- _PROVIDED TEXT_
[BEGIN]
I’ve been away from the computer for at least 40 hours, so I’ve got a lot of catching up to do.
In the meantime, I just want to note two comments on Amazing Grace, a film which was #10 in “North America” this past weekend, though it does not come to Canada for almost four weeks.
First, Beliefnet’s Charlotte Allen writes at OpinionJournal.com:
It is rare that a Hollywood film takes up a subject like William Wilberforce (1759-1833), the British parliamentarian who devoted nearly his entire 45-year political career to banning the British slave trade. Alas, a lot of people watching “Amazing Grace,” Michael Apted’s just-released film, may get the impression–perhaps deliberately fostered by Mr. Apted–that Wilberforce was a mostly secular humanitarian whose main passion was not Christian faith but politics and social justice. Along the way, they may also get the impression that the hymn “Amazing Grace” is no more than an uplifting piece of music that sounds especially rousing on the bagpipes.
[END]
Labeled box records:
[BEGIN]
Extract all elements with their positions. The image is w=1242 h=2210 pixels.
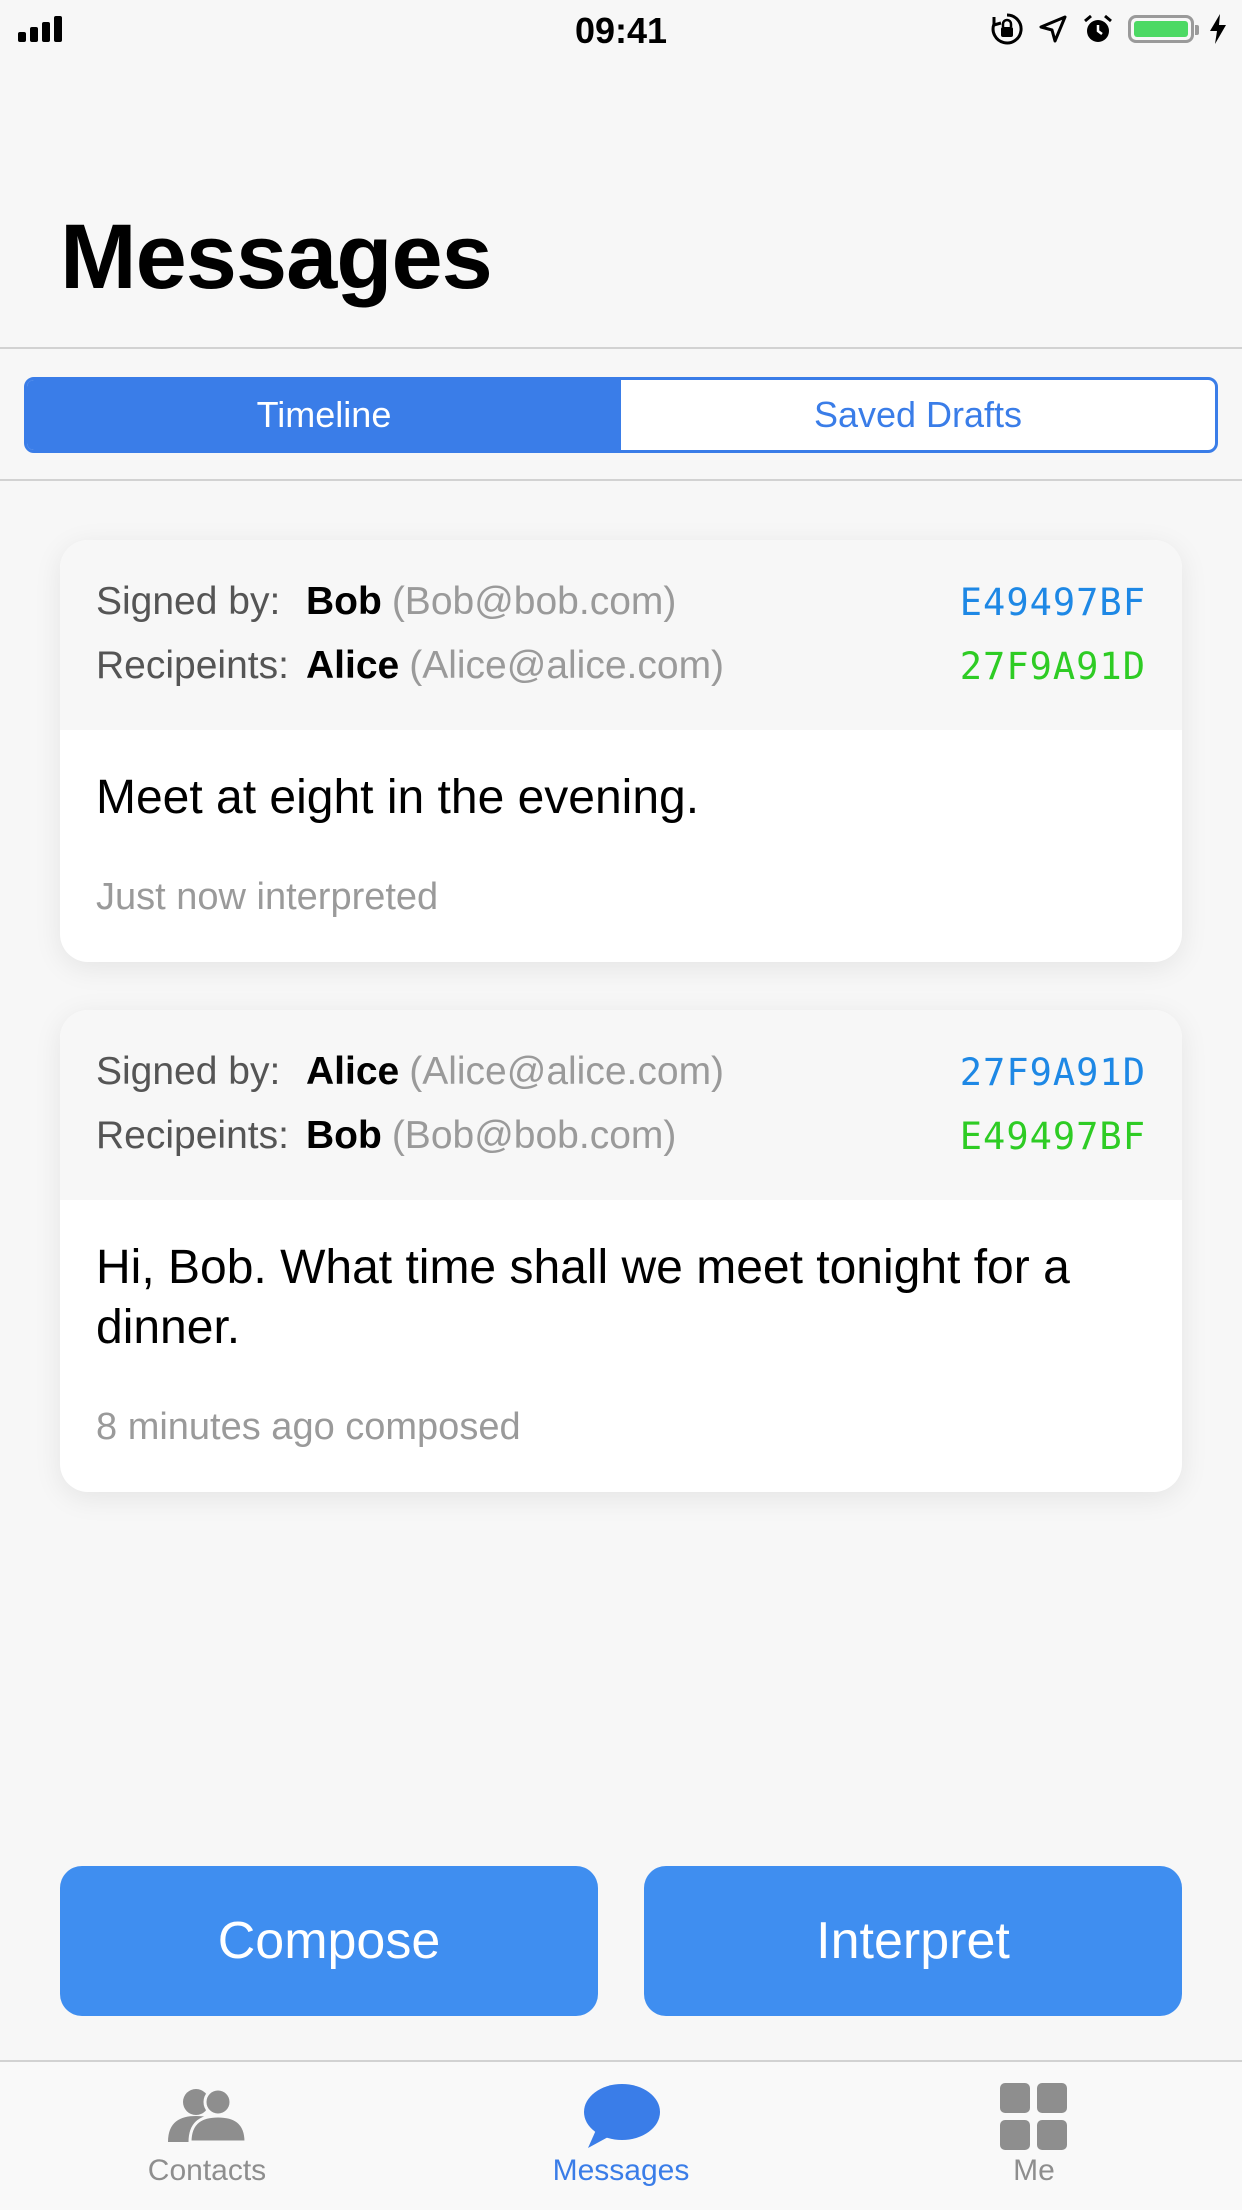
header-divider <box>0 347 1242 349</box>
status-bar: 09:41 <box>0 0 1242 60</box>
signer-key-id: 27F9A91D <box>959 1050 1146 1094</box>
recipients-label: Recipeints: <box>96 1114 289 1157</box>
tab-me[interactable]: Me <box>884 2062 1184 2210</box>
tab-contacts[interactable]: Contacts <box>57 2062 357 2210</box>
message-body: Hi, Bob. What time shall we meet tonight… <box>96 1241 1070 1354</box>
recipient-key-id: 27F9A91D <box>959 644 1146 688</box>
recipients-label: Recipeints: <box>96 644 289 687</box>
messages-icon <box>584 2084 660 2148</box>
segment-divider <box>0 479 1242 481</box>
battery-icon <box>1128 15 1199 43</box>
signer-email: (Bob@bob.com) <box>391 580 677 623</box>
signer-key-id: E49497BF <box>959 580 1146 624</box>
recipient-name: Bob <box>306 1114 382 1157</box>
recipient-name: Alice <box>306 644 400 687</box>
status-icons <box>990 12 1228 46</box>
page-title: Messages <box>60 206 493 308</box>
grid-icon <box>1000 2083 1067 2150</box>
message-status: 8 minutes ago composed <box>96 1406 521 1448</box>
recipient-key-id: E49497BF <box>959 1114 1146 1158</box>
message-card-header: Signed by: Bob (Bob@bob.com) E49497BF Re… <box>60 540 1182 730</box>
message-status: Just now interpreted <box>96 876 439 918</box>
tab-messages[interactable]: Messages <box>471 2062 771 2210</box>
tab-messages-label: Messages <box>552 2154 690 2187</box>
recipient-email: (Bob@bob.com) <box>391 1114 677 1157</box>
message-card-header: Signed by: Alice (Alice@alice.com) 27F9A… <box>60 1010 1182 1200</box>
tab-me-label: Me <box>1013 2154 1055 2187</box>
location-icon <box>1039 15 1067 43</box>
tab-bar: Contacts Messages Me <box>0 2060 1242 2210</box>
signer-name: Bob <box>306 580 382 623</box>
alarm-icon <box>1084 14 1112 42</box>
message-body: Meet at eight in the evening. <box>96 771 700 824</box>
tab-timeline[interactable]: Timeline <box>27 380 621 450</box>
charging-icon <box>1210 14 1226 44</box>
signed-by-label: Signed by: <box>96 1050 281 1093</box>
signer-name: Alice <box>306 1050 400 1093</box>
signer-email: (Alice@alice.com) <box>409 1050 725 1093</box>
contacts-icon <box>168 2087 248 2144</box>
message-card[interactable]: Signed by: Bob (Bob@bob.com) E49497BF Re… <box>60 540 1182 962</box>
signed-by-label: Signed by: <box>96 580 281 623</box>
interpret-button[interactable]: Interpret <box>644 1866 1182 2016</box>
compose-button[interactable]: Compose <box>60 1866 598 2016</box>
rotation-lock-icon <box>991 13 1023 45</box>
segmented-control: Timeline Saved Drafts <box>24 377 1218 453</box>
recipient-email: (Alice@alice.com) <box>409 644 725 687</box>
tab-saved-drafts[interactable]: Saved Drafts <box>621 380 1215 450</box>
tab-contacts-label: Contacts <box>147 2154 267 2187</box>
message-card[interactable]: Signed by: Alice (Alice@alice.com) 27F9A… <box>60 1010 1182 1492</box>
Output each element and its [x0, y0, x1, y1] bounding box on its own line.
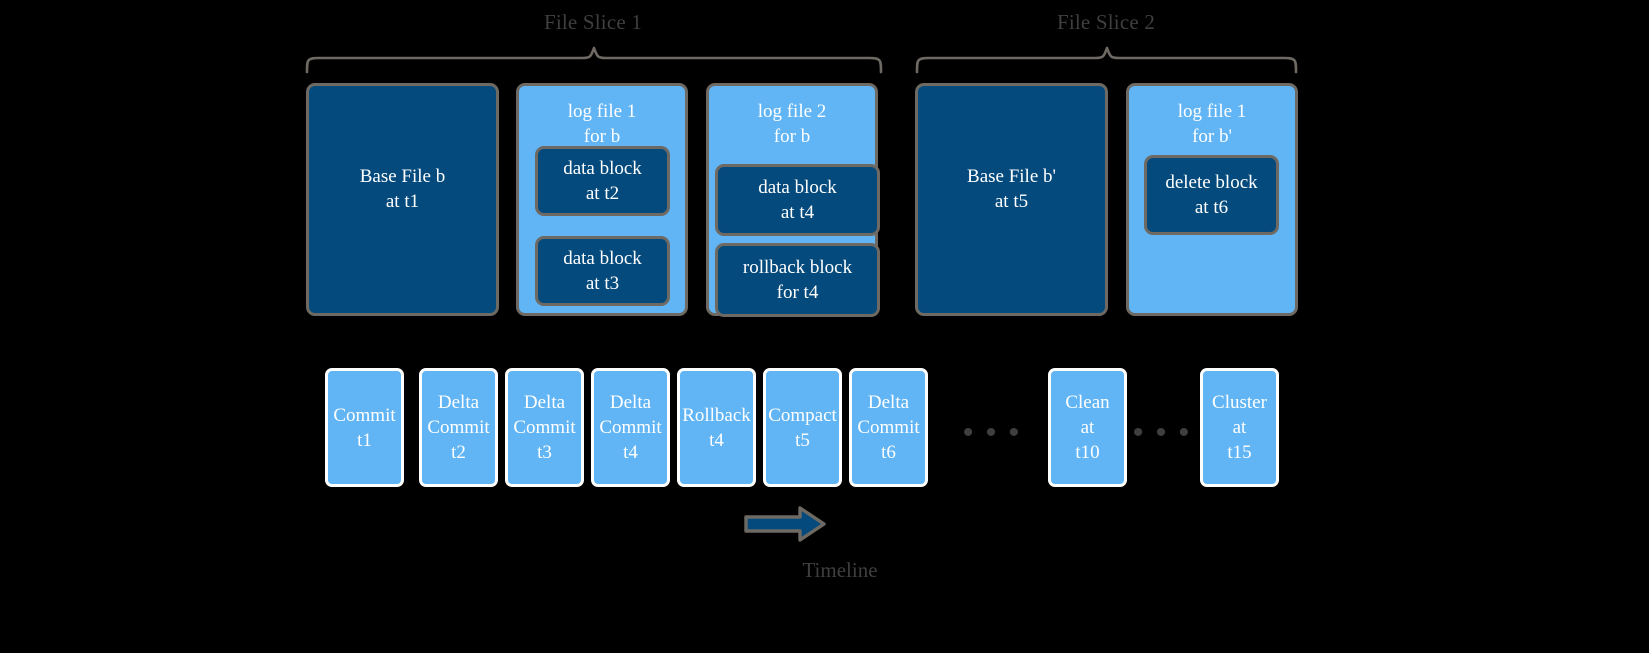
base-file-b-prime-box[interactable]: Base File b' at t5: [915, 83, 1108, 316]
base-file-b-prime-label: Base File b' at t5: [967, 166, 1056, 212]
delete-block-t6[interactable]: delete block at t6: [1144, 155, 1279, 235]
file-slice-2-label: File Slice 2: [1056, 10, 1156, 34]
timeline-item-delta-commit-t6[interactable]: Delta Commit t6: [849, 368, 928, 487]
timeline-ellipsis-1: • • •: [962, 416, 1022, 449]
timeline-label: Timeline: [802, 558, 878, 582]
timeline-item-compact-t5[interactable]: Compact t5: [763, 368, 842, 487]
timeline-arrow-icon: [742, 505, 828, 543]
base-file-b-box[interactable]: Base File b at t1: [306, 83, 499, 316]
log-file-1-for-b-prime-label: log file 1 for b': [1177, 101, 1247, 147]
timeline-ellipsis-2: • • •: [1132, 416, 1192, 449]
timeline-item-delta-commit-t4[interactable]: Delta Commit t4: [591, 368, 670, 487]
timeline-item-delta-commit-t3[interactable]: Delta Commit t3: [505, 368, 584, 487]
data-block-t3[interactable]: data block at t3: [535, 236, 670, 306]
base-file-b-label: Base File b at t1: [359, 166, 446, 212]
timeline-item-cluster-t15[interactable]: Cluster at t15: [1200, 368, 1279, 487]
data-block-t4[interactable]: data block at t4: [715, 164, 880, 236]
timeline-item-rollback-t4[interactable]: Rollback t4: [677, 368, 756, 487]
log-file-2-for-b-label: log file 2 for b: [757, 101, 827, 147]
timeline-item-delta-commit-t2[interactable]: Delta Commit t2: [419, 368, 498, 487]
file-slice-1-brace: [305, 46, 883, 74]
timeline-item-clean-t10[interactable]: Clean at t10: [1048, 368, 1127, 487]
file-slice-1-label: File Slice 1: [543, 10, 643, 34]
timeline-item-commit-t1[interactable]: Commit t1: [325, 368, 404, 487]
file-slice-2-brace: [915, 46, 1298, 74]
diagram-canvas: File Slice 1 File Slice 2 Base File b at…: [0, 0, 1649, 653]
rollback-block-t4[interactable]: rollback block for t4: [715, 243, 880, 317]
log-file-1-for-b-label: log file 1 for b: [567, 101, 637, 147]
data-block-t2[interactable]: data block at t2: [535, 146, 670, 216]
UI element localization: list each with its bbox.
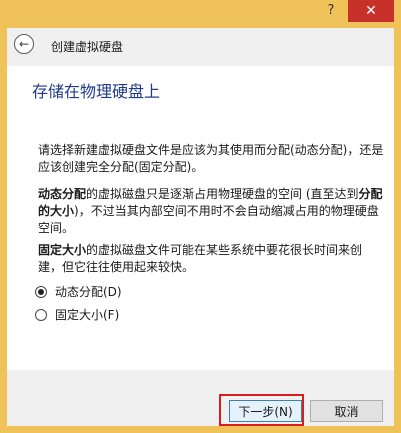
help-button[interactable]: ? <box>316 0 346 22</box>
radio-fixed-indicator[interactable] <box>35 308 47 321</box>
radio-fixed[interactable]: 固定大小(F) <box>35 306 119 323</box>
fixed-bold-label: 固定大小 <box>38 243 87 257</box>
wizard-title: 创建虚拟硬盘 <box>51 40 124 54</box>
wizard-dialog: ← 创建虚拟硬盘 存储在物理硬盘上 请选择新建虚拟硬盘文件是应该为其使用而分配(… <box>7 28 394 426</box>
radio-dynamic[interactable]: 动态分配(D) <box>35 283 122 300</box>
fixed-description: 固定大小的虚拟磁盘文件可能在某些系统中要花很长时间来创建，但它往往使用起来较快。 <box>38 242 384 276</box>
page-title: 存储在物理硬盘上 <box>32 82 161 101</box>
description-paragraph: 请选择新建虚拟硬盘文件是应该为其使用而分配(动态分配)，还是应该创建完全分配(固… <box>38 143 384 174</box>
dynamic-text-2: )，不过当其内部空间不用时不会自动缩减占用的物理硬盘空间。 <box>38 204 379 235</box>
dynamic-bold-label: 动态分配 <box>38 187 87 201</box>
back-arrow-icon: ← <box>18 37 30 51</box>
wizard-header: ← 创建虚拟硬盘 <box>7 28 394 64</box>
radio-fixed-label: 固定大小(F) <box>55 308 120 322</box>
dialog-window: ? ✕ ← 创建虚拟硬盘 存储在物理硬盘上 请选择新建虚拟硬盘文件是应该为其使用… <box>0 0 401 433</box>
dynamic-text-1: 的虚拟磁盘只是逐渐占用物理硬盘的空间 (直至达到 <box>86 187 359 201</box>
dynamic-description: 动态分配的虚拟磁盘只是逐渐占用物理硬盘的空间 (直至达到分配的大小)，不过当其内… <box>38 186 384 237</box>
fixed-text: 的虚拟磁盘文件可能在某些系统中要花很长时间来创建，但它往往使用起来较快。 <box>38 243 363 274</box>
wizard-content: 存储在物理硬盘上 请选择新建虚拟硬盘文件是应该为其使用而分配(动态分配)，还是应… <box>7 66 394 370</box>
close-button[interactable]: ✕ <box>348 0 394 22</box>
wizard-footer: 下一步(N) 取消 <box>7 370 394 426</box>
radio-dynamic-indicator[interactable] <box>35 285 47 298</box>
radio-dynamic-label: 动态分配(D) <box>55 285 122 299</box>
next-button[interactable]: 下一步(N) <box>229 400 302 422</box>
back-button[interactable]: ← <box>14 34 34 54</box>
cancel-button[interactable]: 取消 <box>310 400 383 422</box>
[END]
- _PROBLEMS TO SOLVE_
1. Reproduce word for word the passage of the Amazing Grace post starting at "I’ve been away" and ending at "almost four weeks.".
2. For each statement, answer yes or no according to the Amazing Grace post, and quote the words that decide it. (a) The film ranked #10 in North America this past weekend. (b) The film reaches Canada during the same weekend. (c) Wilberforce spent nearly all of his 45-year political career working to ban the British slave trade.

- _SOLUTION SET_
1.
I’ve been away from the computer for at least 40 hours, so I’ve got a lot of catching up to do.
In the meantime, I just want to note two comments on Amazing Grace, a film which was #10 in “North America” this past weekend, though it does not come to Canada for almost four weeks.

2.
(a) Yes: "a film which was #10 in “North America” this past weekend"
(b) No: "it does not come to Canada for almost four weeks"
(c) Yes: "devoted nearly his entire 45-year political career to banning the British slave trade"